— begin Provided data —

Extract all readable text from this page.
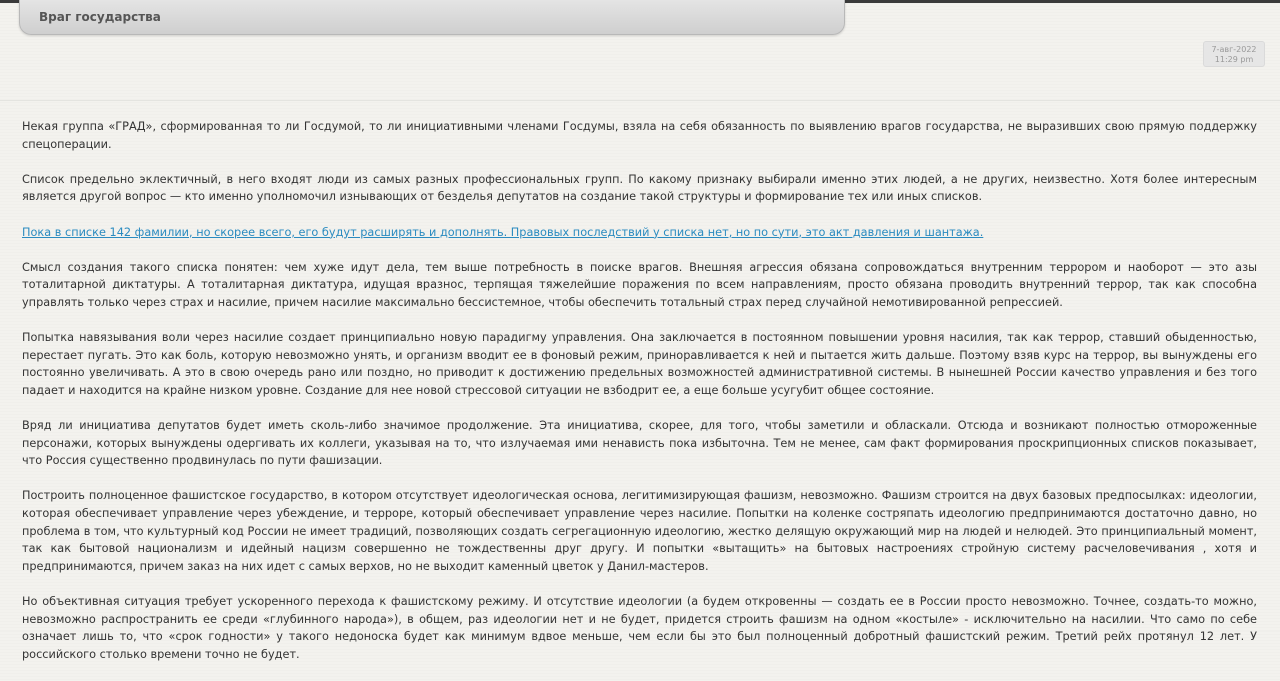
Враг государства
7-авг-2022
11:29 pm

Некая группа «ГРАД», сформированная то ли Госдумой, то ли инициативными членами Госдумы, взяла на себя обязанность по выявлению врагов государства, не выразивших свою прямую поддержку спецоперации.

Список предельно эклектичный, в него входят люди из самых разных профессиональных групп. По какому признаку выбирали именно этих людей, а не других, неизвестно. Хотя более интересным является другой вопрос — кто именно уполномочил изнывающих от безделья депутатов на создание такой структуры и формирование тех или иных списков.

Пока в списке 142 фамилии, но скорее всего, его будут расширять и дополнять. Правовых последствий у списка нет, но по сути, это акт давления и шантажа.

Смысл создания такого списка понятен: чем хуже идут дела, тем выше потребность в поиске врагов. Внешняя агрессия обязана сопровождаться внутренним террором и наоборот — это азы тоталитарной диктатуры. А тоталитарная диктатура, идущая вразнос, терпящая тяжелейшие поражения по всем направлениям, просто обязана проводить внутренний террор, так как способна управлять только через страх и насилие, причем насилие максимально бессистемное, чтобы обеспечить тотальный страх перед случайной немотивированной репрессией.

Попытка навязывания воли через насилие создает принципиально новую парадигму управления. Она заключается в постоянном повышении уровня насилия, так как террор, ставший обыденностью, перестает пугать. Это как боль, которую невозможно унять, и организм вводит ее в фоновый режим, приноравливается к ней и пытается жить дальше. Поэтому взяв курс на террор, вы вынуждены его постоянно увеличивать. А это в свою очередь рано или поздно, но приводит к достижению предельных возможностей административной системы. В нынешней России качество управления и без того падает и находится на крайне низком уровне. Создание для нее новой стрессовой ситуации не взбодрит ее, а еще больше усугубит общее состояние.

Вряд ли инициатива депутатов будет иметь сколь-либо значимое продолжение. Эта инициатива, скорее, для того, чтобы заметили и обласкали. Отсюда и возникают полностью отмороженные персонажи, которых вынуждены одергивать их коллеги, указывая на то, что излучаемая ими ненависть пока избыточна. Тем не менее, сам факт формирования проскрипционных списков показывает, что Россия существенно продвинулась по пути фашизации.

Построить полноценное фашистское государство, в котором отсутствует идеологическая основа, легитимизирующая фашизм, невозможно. Фашизм строится на двух базовых предпосылках: идеологии, которая обеспечивает управление через убеждение, и терроре, который обеспечивает управление через насилие. Попытки на коленке состряпать идеологию предпринимаются достаточно давно, но проблема в том, что культурный код России не имеет традиций, позволяющих создать сегрегационную идеологию, жестко делящую окружающий мир на людей и нелюдей. Это принципиальный момент, так как бытовой национализм и идейный нацизм совершенно не тождественны друг другу. И попытки «вытащить» на бытовых настроениях стройную систему расчеловечивания , хотя и предпринимаются, причем заказ на них идет с самых верхов, но не выходит каменный цветок у Данил-мастеров.

Но объективная ситуация требует ускоренного перехода к фашистскому режиму. И отсутствие идеологии (а будем откровенны — создать ее в России просто невозможно. Точнее, создать-то можно, невозможно распространить ее среди «глубинного народа»), в общем, раз идеологии нет и не будет, придется строить фашизм на одном «костыле» - исключительно на насилии. Что само по себе означает лишь то, что «срок годности» у такого недоноска будет как минимум вдвое меньше, чем если бы это был полноценный добротный фашистский режим. Третий рейх протянул 12 лет. У российского столько времени точно не будет.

— end Provided data —

Above are some records. Report the number of their lines that include "фашизм", and add nothing else.

2